--- begin EXTRACTED ENTRIES ---

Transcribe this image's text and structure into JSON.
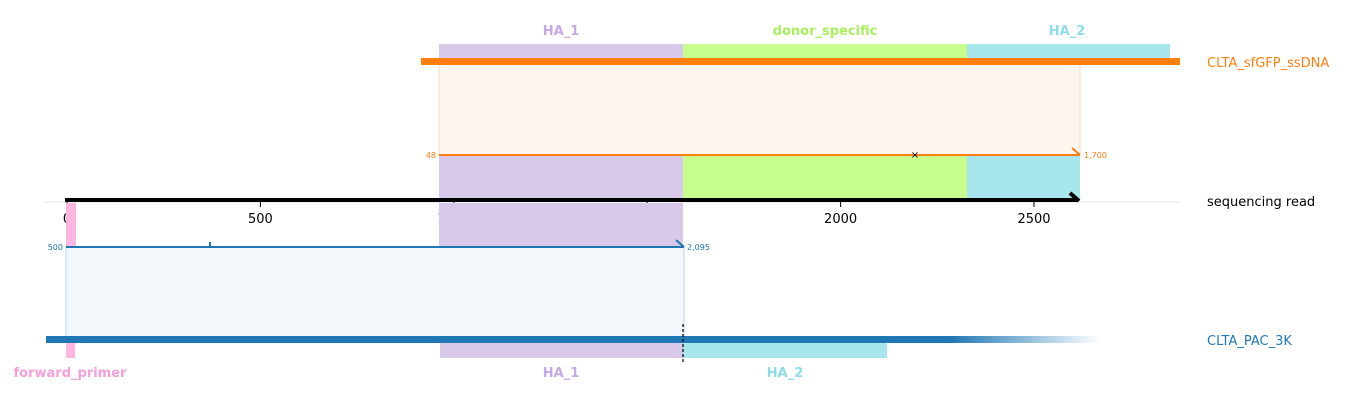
{
  "colors": {
    "ha1": "#d8c8ea",
    "ha1_text": "#c5a8e6",
    "donor": "#c8ff8c",
    "donor_text": "#a8f060",
    "ha2": "#a8e6ee",
    "ha2_text": "#8cdde8",
    "primer": "#ffb6e0",
    "primer_text": "#f5a0d8",
    "orange": "#ff7f0e",
    "blue": "#1f77b4",
    "black": "#000000"
  },
  "tracks": {
    "top": {
      "name": "CLTA_sfGFP_ssDNA"
    },
    "read": {
      "name": "sequencing read"
    },
    "bottom": {
      "name": "CLTA_PAC_3K"
    }
  },
  "features_top": [
    {
      "label": "HA_1",
      "color_key": "ha1"
    },
    {
      "label": "donor_specific",
      "color_key": "donor"
    },
    {
      "label": "HA_2",
      "color_key": "ha2"
    }
  ],
  "features_bottom": [
    {
      "label": "forward_primer",
      "color_key": "primer"
    },
    {
      "label": "HA_1",
      "color_key": "ha1"
    },
    {
      "label": "HA_2",
      "color_key": "ha2"
    }
  ],
  "axis": {
    "ticks": [
      {
        "value": 0,
        "label": "0"
      },
      {
        "value": 500,
        "label": "500"
      },
      {
        "value": 1000,
        "label": "1000"
      },
      {
        "value": 1500,
        "label": "1500"
      },
      {
        "value": 2000,
        "label": "2000"
      },
      {
        "value": 2500,
        "label": "2500"
      }
    ]
  },
  "alignments": {
    "top": {
      "start_label": "48",
      "end_label": "1,700"
    },
    "bottom": {
      "start_label": "500",
      "end_label": "2,095"
    }
  }
}
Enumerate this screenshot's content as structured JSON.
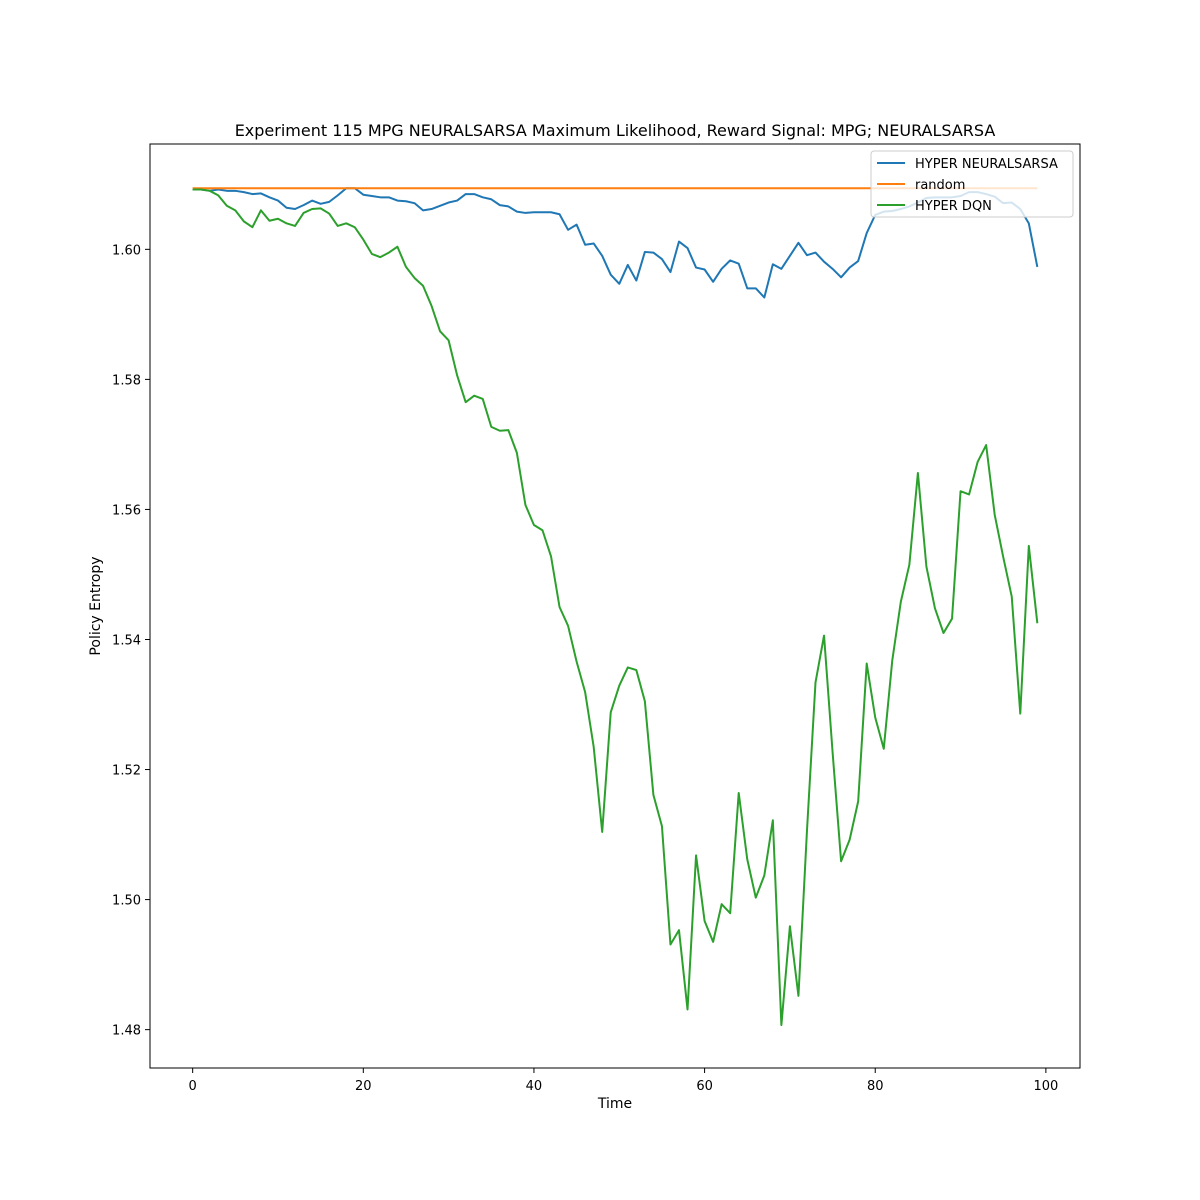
{
  "chart_data": {
    "type": "line",
    "title": "Experiment 115 MPG NEURALSARSA Maximum Likelihood,  Reward Signal: MPG; NEURALSARSA",
    "xlabel": "Time",
    "ylabel": "Policy Entropy",
    "xlim": [
      -5,
      104
    ],
    "ylim": [
      1.4741,
      1.6162
    ],
    "xticks": [
      0,
      20,
      40,
      60,
      80,
      100
    ],
    "yticks": [
      1.48,
      1.5,
      1.52,
      1.54,
      1.56,
      1.58,
      1.6
    ],
    "ytick_labels": [
      "1.48",
      "1.50",
      "1.52",
      "1.54",
      "1.56",
      "1.58",
      "1.60"
    ],
    "legend_position": "top-right",
    "grid": false,
    "series": [
      {
        "name": "HYPER NEURALSARSA",
        "color": "#1f77b4",
        "values": [
          1.6092,
          1.6092,
          1.609,
          1.6092,
          1.609,
          1.609,
          1.6088,
          1.6085,
          1.6086,
          1.608,
          1.6075,
          1.6064,
          1.6062,
          1.6068,
          1.6075,
          1.607,
          1.6073,
          1.6083,
          1.6094,
          1.6094,
          1.6084,
          1.6082,
          1.608,
          1.608,
          1.6075,
          1.6074,
          1.6071,
          1.606,
          1.6062,
          1.6067,
          1.6072,
          1.6075,
          1.6085,
          1.6085,
          1.608,
          1.6077,
          1.6068,
          1.6066,
          1.6058,
          1.6056,
          1.6057,
          1.6057,
          1.6057,
          1.6054,
          1.603,
          1.6038,
          1.6007,
          1.6009,
          1.599,
          1.5961,
          1.5947,
          1.5976,
          1.5952,
          1.5996,
          1.5995,
          1.5985,
          1.5965,
          1.6012,
          1.6002,
          1.5972,
          1.5969,
          1.595,
          1.597,
          1.5983,
          1.5978,
          1.594,
          1.594,
          1.5926,
          1.5977,
          1.597,
          1.599,
          1.601,
          1.5991,
          1.5995,
          1.5981,
          1.597,
          1.5957,
          1.5972,
          1.5982,
          1.6025,
          1.6053,
          1.6058,
          1.6059,
          1.6062,
          1.6066,
          1.6072,
          1.6079,
          1.608,
          1.608,
          1.608,
          1.6082,
          1.6088,
          1.6088,
          1.6085,
          1.6081,
          1.6071,
          1.6072,
          1.6062,
          1.604,
          1.5973
        ]
      },
      {
        "name": "random",
        "color": "#ff7f0e",
        "values": [
          1.6094,
          1.6094
        ]
      },
      {
        "name": "HYPER DQN",
        "color": "#2ca02c",
        "values": [
          1.6092,
          1.6092,
          1.609,
          1.6083,
          1.6067,
          1.606,
          1.6043,
          1.6034,
          1.606,
          1.6044,
          1.6047,
          1.604,
          1.6036,
          1.6056,
          1.6062,
          1.6063,
          1.6055,
          1.6036,
          1.604,
          1.6034,
          1.6015,
          1.5993,
          1.5988,
          1.5995,
          1.6004,
          1.5973,
          1.5956,
          1.5944,
          1.5913,
          1.5874,
          1.586,
          1.5806,
          1.5765,
          1.5775,
          1.577,
          1.5727,
          1.5721,
          1.5722,
          1.5687,
          1.5607,
          1.5576,
          1.5568,
          1.5528,
          1.545,
          1.5421,
          1.5366,
          1.5319,
          1.5235,
          1.5104,
          1.5288,
          1.5329,
          1.5357,
          1.5353,
          1.5305,
          1.5161,
          1.5113,
          1.4931,
          1.4953,
          1.4831,
          1.5068,
          1.4967,
          1.4935,
          1.4993,
          1.4979,
          1.5164,
          1.5062,
          1.5003,
          1.5037,
          1.5122,
          1.4807,
          1.4959,
          1.4852,
          1.5106,
          1.5334,
          1.5406,
          1.5227,
          1.5059,
          1.5092,
          1.5151,
          1.5363,
          1.528,
          1.5232,
          1.5368,
          1.5458,
          1.5515,
          1.5656,
          1.5512,
          1.5448,
          1.541,
          1.5432,
          1.5628,
          1.5623,
          1.5673,
          1.5699,
          1.5592,
          1.5527,
          1.5466,
          1.5286,
          1.5544,
          1.5425
        ]
      }
    ]
  }
}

--- end EXTRACTED ENTRIES ---

--- STATED EXERCISE ---
Leaving aside the images, write out the entries above word for word.

--- WORKED ANSWER ---
Transcribe this image's text and structure into JSON.
{
  "colors": {
    "ha1": "#d8c8ea",
    "ha1_text": "#c5a8e6",
    "donor": "#c8ff8c",
    "donor_text": "#a8f060",
    "ha2": "#a8e6ee",
    "ha2_text": "#8cdde8",
    "primer": "#ffb6e0",
    "primer_text": "#f5a0d8",
    "orange": "#ff7f0e",
    "blue": "#1f77b4",
    "black": "#000000"
  },
  "tracks": {
    "top": {
      "name": "CLTA_sfGFP_ssDNA"
    },
    "read": {
      "name": "sequencing read"
    },
    "bottom": {
      "name": "CLTA_PAC_3K"
    }
  },
  "features_top": [
    {
      "label": "HA_1",
      "color_key": "ha1"
    },
    {
      "label": "donor_specific",
      "color_key": "donor"
    },
    {
      "label": "HA_2",
      "color_key": "ha2"
    }
  ],
  "features_bottom": [
    {
      "label": "forward_primer",
      "color_key": "primer"
    },
    {
      "label": "HA_1",
      "color_key": "ha1"
    },
    {
      "label": "HA_2",
      "color_key": "ha2"
    }
  ],
  "axis": {
    "ticks": [
      {
        "value": 0,
        "label": "0"
      },
      {
        "value": 500,
        "label": "500"
      },
      {
        "value": 1000,
        "label": "1000"
      },
      {
        "value": 1500,
        "label": "1500"
      },
      {
        "value": 2000,
        "label": "2000"
      },
      {
        "value": 2500,
        "label": "2500"
      }
    ]
  },
  "alignments": {
    "top": {
      "start_label": "48",
      "end_label": "1,700"
    },
    "bottom": {
      "start_label": "500",
      "end_label": "2,095"
    }
  }
}
Enumerate this screenshot's content as structured JSON.
{
  "chart_data": {
    "type": "line",
    "title": "Experiment 115 MPG NEURALSARSA Maximum Likelihood,  Reward Signal: MPG; NEURALSARSA",
    "xlabel": "Time",
    "ylabel": "Policy Entropy",
    "xlim": [
      -5,
      104
    ],
    "ylim": [
      1.4741,
      1.6162
    ],
    "xticks": [
      0,
      20,
      40,
      60,
      80,
      100
    ],
    "yticks": [
      1.48,
      1.5,
      1.52,
      1.54,
      1.56,
      1.58,
      1.6
    ],
    "ytick_labels": [
      "1.48",
      "1.50",
      "1.52",
      "1.54",
      "1.56",
      "1.58",
      "1.60"
    ],
    "legend_position": "top-right",
    "grid": false,
    "series": [
      {
        "name": "HYPER NEURALSARSA",
        "color": "#1f77b4",
        "values": [
          1.6092,
          1.6092,
          1.609,
          1.6092,
          1.609,
          1.609,
          1.6088,
          1.6085,
          1.6086,
          1.608,
          1.6075,
          1.6064,
          1.6062,
          1.6068,
          1.6075,
          1.607,
          1.6073,
          1.6083,
          1.6094,
          1.6094,
          1.6084,
          1.6082,
          1.608,
          1.608,
          1.6075,
          1.6074,
          1.6071,
          1.606,
          1.6062,
          1.6067,
          1.6072,
          1.6075,
          1.6085,
          1.6085,
          1.608,
          1.6077,
          1.6068,
          1.6066,
          1.6058,
          1.6056,
          1.6057,
          1.6057,
          1.6057,
          1.6054,
          1.603,
          1.6038,
          1.6007,
          1.6009,
          1.599,
          1.5961,
          1.5947,
          1.5976,
          1.5952,
          1.5996,
          1.5995,
          1.5985,
          1.5965,
          1.6012,
          1.6002,
          1.5972,
          1.5969,
          1.595,
          1.597,
          1.5983,
          1.5978,
          1.594,
          1.594,
          1.5926,
          1.5977,
          1.597,
          1.599,
          1.601,
          1.5991,
          1.5995,
          1.5981,
          1.597,
          1.5957,
          1.5972,
          1.5982,
          1.6025,
          1.6053,
          1.6058,
          1.6059,
          1.6062,
          1.6066,
          1.6072,
          1.6079,
          1.608,
          1.608,
          1.608,
          1.6082,
          1.6088,
          1.6088,
          1.6085,
          1.6081,
          1.6071,
          1.6072,
          1.6062,
          1.604,
          1.5973
        ]
      },
      {
        "name": "random",
        "color": "#ff7f0e",
        "values": [
          1.6094,
          1.6094
        ]
      },
      {
        "name": "HYPER DQN",
        "color": "#2ca02c",
        "values": [
          1.6092,
          1.6092,
          1.609,
          1.6083,
          1.6067,
          1.606,
          1.6043,
          1.6034,
          1.606,
          1.6044,
          1.6047,
          1.604,
          1.6036,
          1.6056,
          1.6062,
          1.6063,
          1.6055,
          1.6036,
          1.604,
          1.6034,
          1.6015,
          1.5993,
          1.5988,
          1.5995,
          1.6004,
          1.5973,
          1.5956,
          1.5944,
          1.5913,
          1.5874,
          1.586,
          1.5806,
          1.5765,
          1.5775,
          1.577,
          1.5727,
          1.5721,
          1.5722,
          1.5687,
          1.5607,
          1.5576,
          1.5568,
          1.5528,
          1.545,
          1.5421,
          1.5366,
          1.5319,
          1.5235,
          1.5104,
          1.5288,
          1.5329,
          1.5357,
          1.5353,
          1.5305,
          1.5161,
          1.5113,
          1.4931,
          1.4953,
          1.4831,
          1.5068,
          1.4967,
          1.4935,
          1.4993,
          1.4979,
          1.5164,
          1.5062,
          1.5003,
          1.5037,
          1.5122,
          1.4807,
          1.4959,
          1.4852,
          1.5106,
          1.5334,
          1.5406,
          1.5227,
          1.5059,
          1.5092,
          1.5151,
          1.5363,
          1.528,
          1.5232,
          1.5368,
          1.5458,
          1.5515,
          1.5656,
          1.5512,
          1.5448,
          1.541,
          1.5432,
          1.5628,
          1.5623,
          1.5673,
          1.5699,
          1.5592,
          1.5527,
          1.5466,
          1.5286,
          1.5544,
          1.5425
        ]
      }
    ]
  }
}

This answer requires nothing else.